### Exercise prompt
Copy all lines that contain the word "content".
BEGIN Given entries
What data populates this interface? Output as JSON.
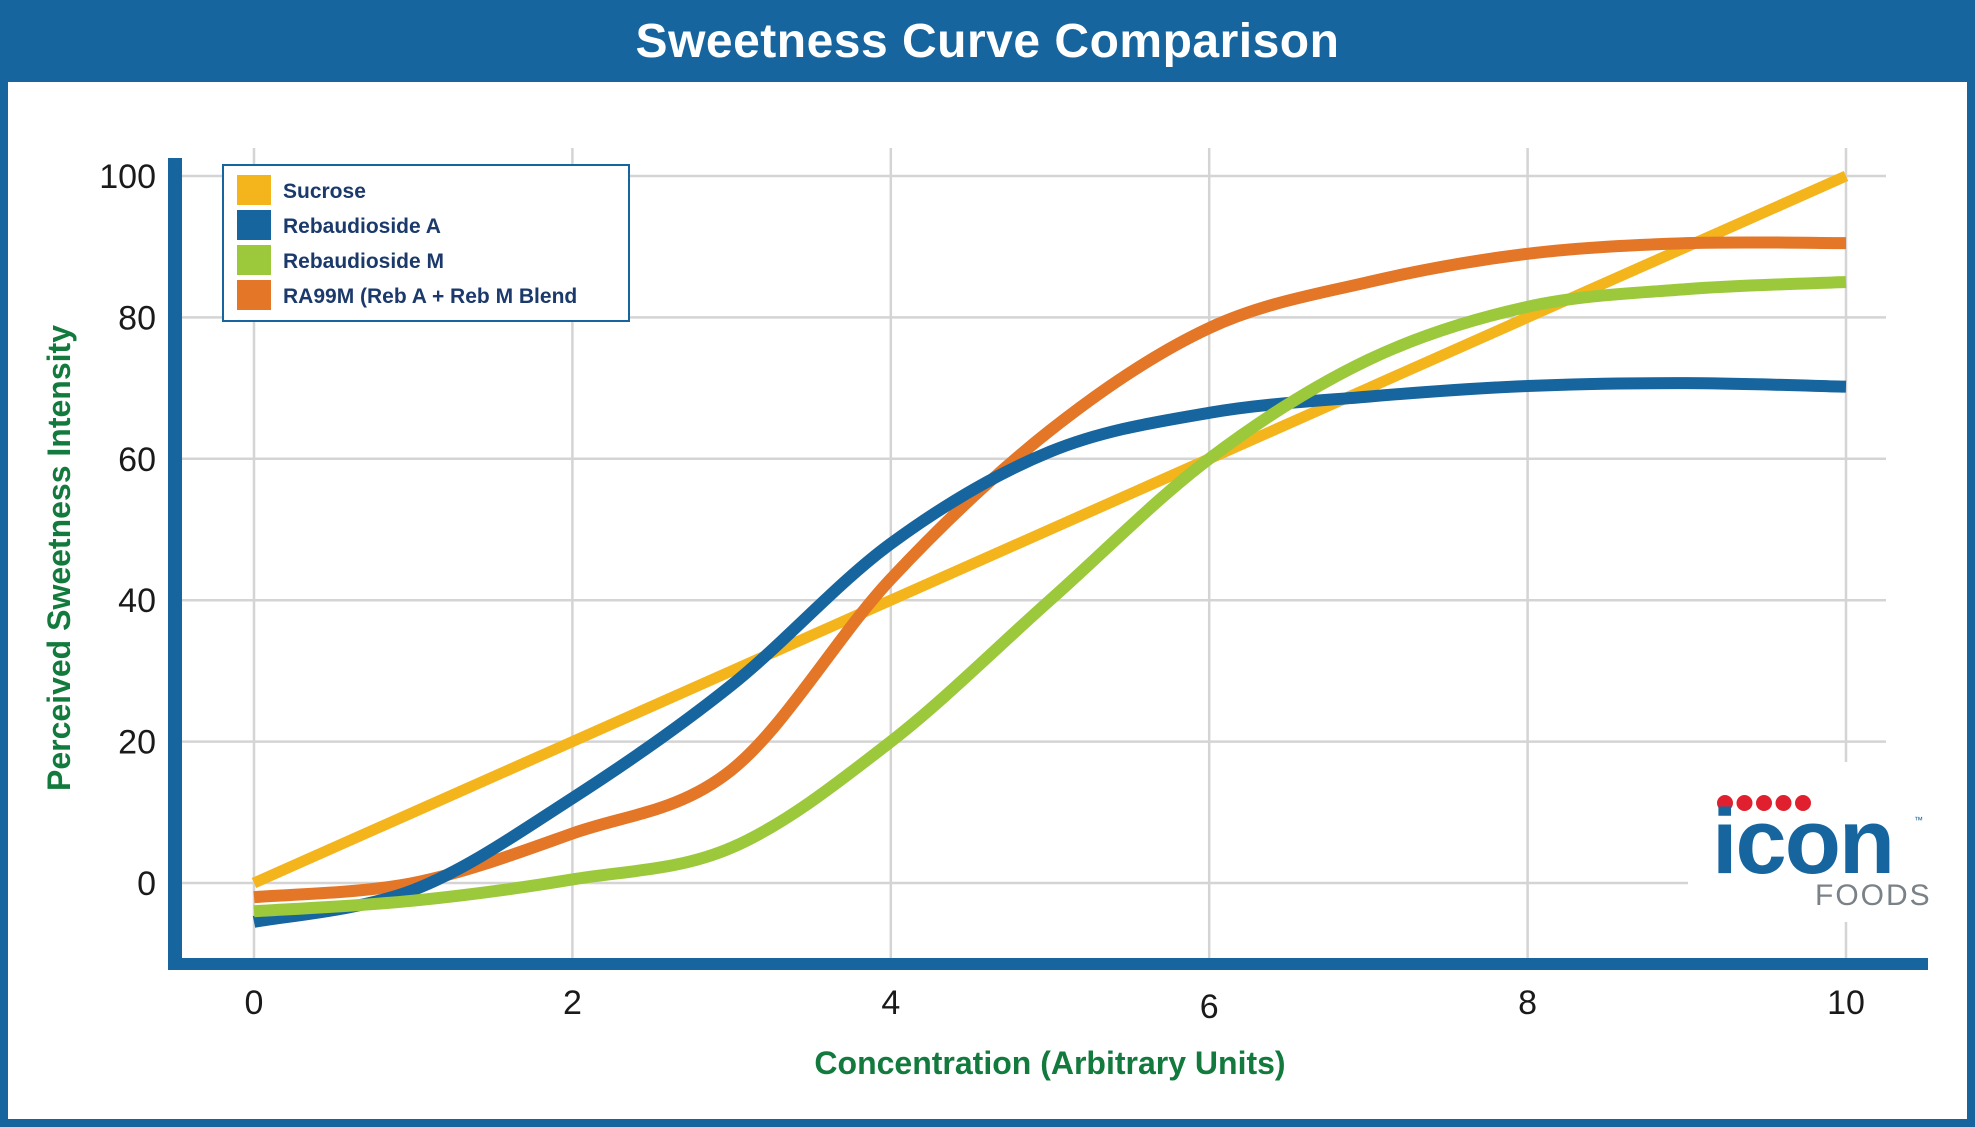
{
  "header": {
    "title": "Sweetness Curve Comparison"
  },
  "logo": {
    "word": "icon",
    "sub": "FOODS",
    "tm": "™",
    "dots_color": "#e0202e",
    "word_color": "#17659e",
    "sub_color": "#7a8288",
    "dot_count": 5
  },
  "colors": {
    "frame": "#17659e",
    "axis_title": "#137a3e",
    "grid": "#d4d4d4",
    "legend_text": "#1b3a6b"
  },
  "chart_data": {
    "type": "line",
    "title": "Sweetness Curve Comparison",
    "xlabel": "Concentration (Arbitrary Units)",
    "ylabel": "Perceived Sweetness Intensity",
    "xlim": [
      0,
      10
    ],
    "ylim": [
      -12,
      100
    ],
    "x_ticks": [
      0,
      2,
      4,
      6,
      8,
      10
    ],
    "y_ticks": [
      0,
      20,
      40,
      60,
      80,
      100
    ],
    "x_tick_labels": [
      "0",
      "2",
      "4",
      "6",
      "8",
      "10"
    ],
    "y_tick_labels": [
      "0",
      "20",
      "40",
      "60",
      "80",
      "100"
    ],
    "grid": true,
    "legend_position": "top-left",
    "x": [
      0,
      1,
      2,
      3,
      4,
      5,
      6,
      7,
      8,
      9,
      10
    ],
    "series": [
      {
        "name": "Sucrose",
        "color": "#f4b41c",
        "values": [
          0,
          10,
          20,
          30,
          40,
          50,
          60,
          70,
          80,
          90,
          100
        ]
      },
      {
        "name": "Rebaudioside A",
        "color": "#17659e",
        "values": [
          -5.5,
          -1,
          12,
          28,
          48,
          61,
          66.5,
          68.8,
          70.3,
          70.7,
          70.2
        ]
      },
      {
        "name": "Rebaudioside M",
        "color": "#9bc93b",
        "values": [
          -4,
          -2.5,
          0.5,
          5,
          20,
          40,
          60,
          74,
          81.5,
          84,
          85
        ]
      },
      {
        "name": "RA99M (Reb A + Reb M Blend",
        "color": "#e37627",
        "values": [
          -2,
          0,
          7,
          16,
          43,
          64,
          78.5,
          85,
          89,
          90.5,
          90.5
        ]
      }
    ]
  }
}
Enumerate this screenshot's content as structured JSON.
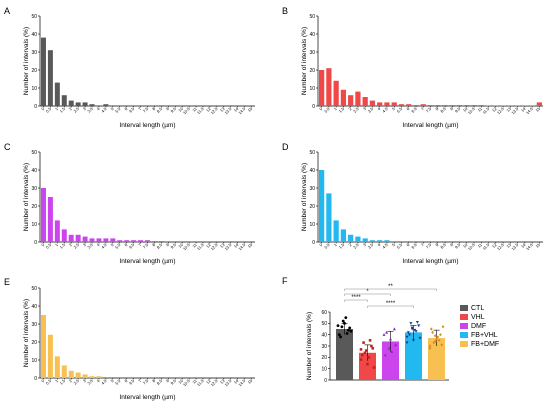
{
  "chart_data": [
    {
      "panel": "A",
      "type": "bar",
      "color": "#595959",
      "xlabel": "Interval length (µm)",
      "ylabel": "Number of intervals (%)",
      "ylim": [
        0,
        50
      ],
      "yticks": [
        "0",
        "10",
        "20",
        "30",
        "40",
        "50"
      ],
      "categories": [
        "0",
        "0.5",
        "1",
        "1.5",
        "2",
        "2.5",
        "3",
        "3.5",
        "4",
        "4.5",
        "5",
        "5.5",
        "6",
        "6.5",
        "7",
        "7.5",
        "8",
        "8.5",
        "9",
        "9.5",
        "10",
        "10.5",
        "11",
        "11.5",
        "12",
        "12.5",
        "13",
        "13.5",
        "14",
        "14.5",
        "15"
      ],
      "values": [
        38,
        31,
        13,
        6,
        3,
        2,
        2,
        1,
        0,
        1,
        0,
        0,
        0,
        0,
        0,
        0,
        0,
        0,
        0,
        0,
        0,
        0,
        0,
        0,
        0,
        0,
        0,
        0,
        0,
        0,
        0
      ]
    },
    {
      "panel": "B",
      "type": "bar",
      "color": "#f04848",
      "xlabel": "Interval length (µm)",
      "ylabel": "Number of intervals (%)",
      "ylim": [
        0,
        50
      ],
      "yticks": [
        "0",
        "10",
        "20",
        "30",
        "40",
        "50"
      ],
      "categories": [
        "0",
        "0.5",
        "1",
        "1.5",
        "2",
        "2.5",
        "3",
        "3.5",
        "4",
        "4.5",
        "5",
        "5.5",
        "6",
        "6.5",
        "7",
        "7.5",
        "8",
        "8.5",
        "9",
        "9.5",
        "10",
        "10.5",
        "11",
        "11.5",
        "12",
        "12.5",
        "13",
        "13.5",
        "14",
        "14.5",
        "15"
      ],
      "values": [
        20,
        21,
        14,
        9,
        6,
        8,
        5,
        3,
        2,
        2,
        2,
        1,
        1,
        0.5,
        1,
        0.5,
        0.5,
        0.5,
        0.5,
        0.5,
        0.5,
        0.5,
        0.5,
        0.3,
        0.3,
        0.3,
        0.3,
        0.3,
        0.3,
        0.3,
        2
      ]
    },
    {
      "panel": "C",
      "type": "bar",
      "color": "#cc44ee",
      "xlabel": "Interval length (µm)",
      "ylabel": "Number of intervals (%)",
      "ylim": [
        0,
        50
      ],
      "yticks": [
        "0",
        "10",
        "20",
        "30",
        "40",
        "50"
      ],
      "categories": [
        "0",
        "0.5",
        "1",
        "1.5",
        "2",
        "2.5",
        "3",
        "3.5",
        "4",
        "4.5",
        "5",
        "5.5",
        "6",
        "6.5",
        "7",
        "7.5",
        "8",
        "8.5",
        "9",
        "9.5",
        "10",
        "10.5",
        "11",
        "11.5",
        "12",
        "12.5",
        "13",
        "13.5",
        "14",
        "14.5",
        "15"
      ],
      "values": [
        30,
        25,
        12,
        7,
        4,
        4,
        3,
        2,
        2,
        2,
        2,
        1,
        1,
        1,
        1,
        1,
        0.5,
        0.5,
        0,
        0,
        0,
        0,
        0,
        0,
        0,
        0,
        0,
        0,
        0,
        0,
        0
      ]
    },
    {
      "panel": "D",
      "type": "bar",
      "color": "#22b8f0",
      "xlabel": "Interval length (µm)",
      "ylabel": "Number of intervals (%)",
      "ylim": [
        0,
        50
      ],
      "yticks": [
        "0",
        "10",
        "20",
        "30",
        "40",
        "50"
      ],
      "categories": [
        "0",
        "0.5",
        "1",
        "1.5",
        "2",
        "2.5",
        "3",
        "3.5",
        "4",
        "4.5",
        "5",
        "5.5",
        "6",
        "6.5",
        "7",
        "7.5",
        "8",
        "8.5",
        "9",
        "9.5",
        "10",
        "10.5",
        "11",
        "11.5",
        "12",
        "12.5",
        "13",
        "13.5",
        "14",
        "14.5",
        "15"
      ],
      "values": [
        40,
        27,
        12,
        7,
        4,
        3,
        2,
        1,
        1,
        1,
        0,
        0,
        0,
        0,
        0,
        0,
        0,
        0,
        0,
        0,
        0,
        0,
        0,
        0,
        0,
        0,
        0,
        0,
        0,
        0,
        0
      ]
    },
    {
      "panel": "E",
      "type": "bar",
      "color": "#f8c050",
      "xlabel": "Interval length (µm)",
      "ylabel": "Number of intervals (%)",
      "ylim": [
        0,
        50
      ],
      "yticks": [
        "0",
        "10",
        "20",
        "30",
        "40",
        "50"
      ],
      "categories": [
        "0",
        "0.5",
        "1",
        "1.5",
        "2",
        "2.5",
        "3",
        "3.5",
        "4",
        "4.5",
        "5",
        "5.5",
        "6",
        "6.5",
        "7",
        "7.5",
        "8",
        "8.5",
        "9",
        "9.5",
        "10",
        "10.5",
        "11",
        "11.5",
        "12",
        "12.5",
        "13",
        "13.5",
        "14",
        "14.5",
        "15"
      ],
      "values": [
        35,
        24,
        12,
        7,
        4,
        3,
        2,
        1,
        1,
        0,
        0,
        0,
        0,
        0,
        0,
        0,
        0,
        0,
        0,
        0,
        0,
        0,
        0,
        0,
        0,
        0,
        0,
        0,
        0,
        0,
        0
      ]
    },
    {
      "panel": "F",
      "type": "bar",
      "ylabel": "Number of intervals (%)",
      "ylim": [
        0,
        60
      ],
      "yticks": [
        "0",
        "10",
        "20",
        "30",
        "40",
        "50",
        "60"
      ],
      "categories": [
        "CTL",
        "VHL",
        "DMF",
        "FB+VHL",
        "FB+DMF"
      ],
      "colors": [
        "#595959",
        "#f04848",
        "#cc44ee",
        "#22b8f0",
        "#f8c050"
      ],
      "series": [
        {
          "name": "mean",
          "values": [
            45,
            24,
            34,
            42,
            37
          ],
          "sd": [
            5,
            7,
            9,
            6,
            7
          ]
        }
      ],
      "points": [
        [
          48,
          52,
          44,
          40,
          50,
          46,
          38,
          55,
          43,
          47,
          41
        ],
        [
          18,
          26,
          30,
          22,
          14,
          28,
          33,
          20,
          11,
          24,
          35,
          27
        ],
        [
          40,
          28,
          45,
          22,
          36,
          31,
          42,
          25
        ],
        [
          38,
          46,
          51,
          42,
          35,
          48,
          40,
          44,
          37,
          50,
          43,
          33,
          45
        ],
        [
          28,
          34,
          40,
          45,
          36,
          31,
          42,
          38,
          47,
          33,
          35,
          30,
          39
        ]
      ],
      "significance": [
        {
          "from": "CTL",
          "to": "VHL",
          "label": "****"
        },
        {
          "from": "CTL",
          "to": "DMF",
          "label": "*"
        },
        {
          "from": "CTL",
          "to": "FB+DMF",
          "label": "**"
        },
        {
          "from": "VHL",
          "to": "FB+VHL",
          "label": "****"
        }
      ],
      "legend": [
        {
          "label": "CTL",
          "color": "#595959"
        },
        {
          "label": "VHL",
          "color": "#f04848"
        },
        {
          "label": "DMF",
          "color": "#cc44ee"
        },
        {
          "label": "FB+VHL",
          "color": "#22b8f0"
        },
        {
          "label": "FB+DMF",
          "color": "#f8c050"
        }
      ]
    }
  ]
}
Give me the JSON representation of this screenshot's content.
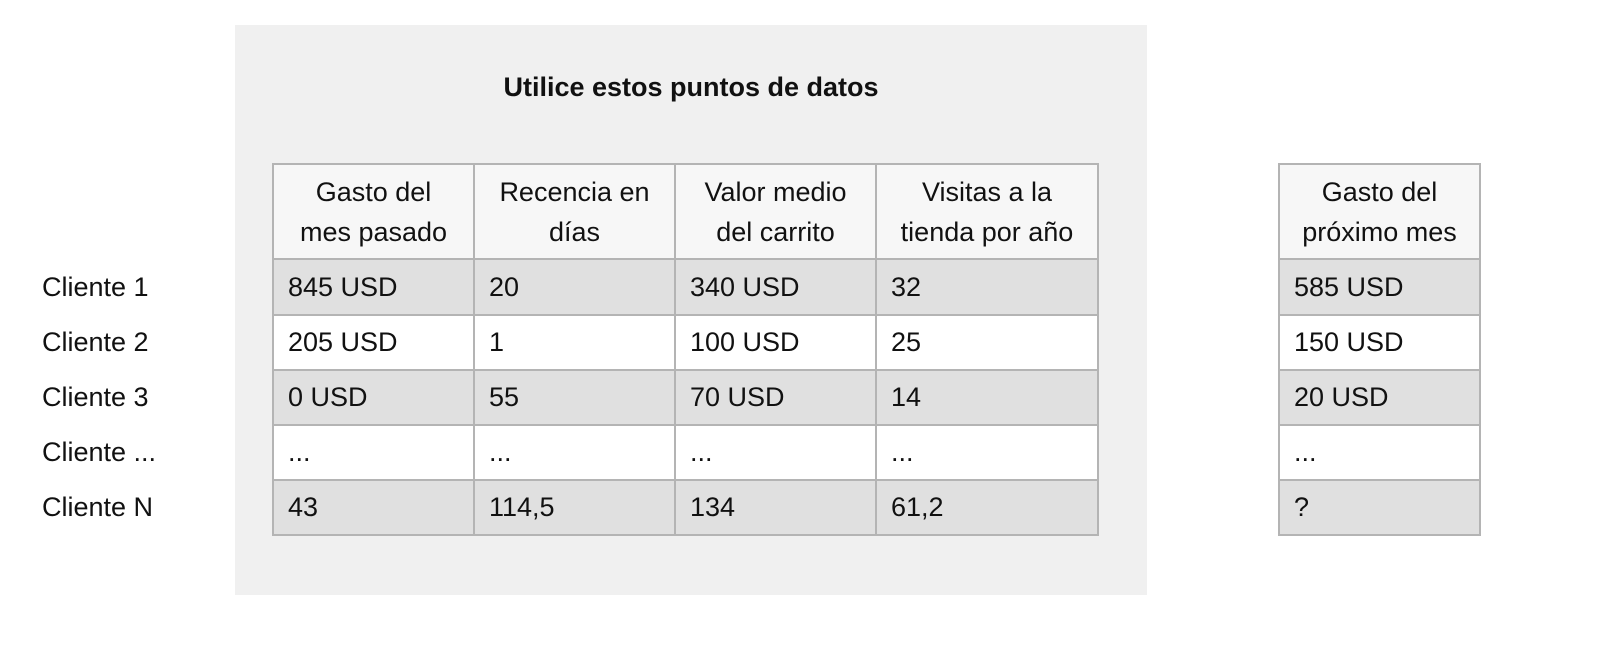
{
  "title": "Utilice estos puntos de datos",
  "table": {
    "header": [
      [
        "Gasto del",
        "mes pasado"
      ],
      [
        "Recencia en",
        "días"
      ],
      [
        "Valor medio",
        "del carrito"
      ],
      [
        "Visitas a la",
        "tienda por año"
      ]
    ],
    "row_labels": [
      "Cliente 1",
      "Cliente 2",
      "Cliente 3",
      "Cliente ...",
      "Cliente N"
    ],
    "rows": [
      [
        "845 USD",
        "20",
        "340 USD",
        "32"
      ],
      [
        "205 USD",
        "1",
        "100 USD",
        "25"
      ],
      [
        "0 USD",
        "55",
        "70 USD",
        "14"
      ],
      [
        "...",
        "...",
        "...",
        "..."
      ],
      [
        "43",
        "114,5",
        "134",
        "61,2"
      ]
    ]
  },
  "target": {
    "header": [
      "Gasto del",
      "próximo mes"
    ],
    "values": [
      "585 USD",
      "150 USD",
      "20 USD",
      "...",
      "?"
    ]
  }
}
END Given entries
### Task solution
Enumerate this screenshot's content as structured JSON.
Give me the JSON representation of this screenshot's content.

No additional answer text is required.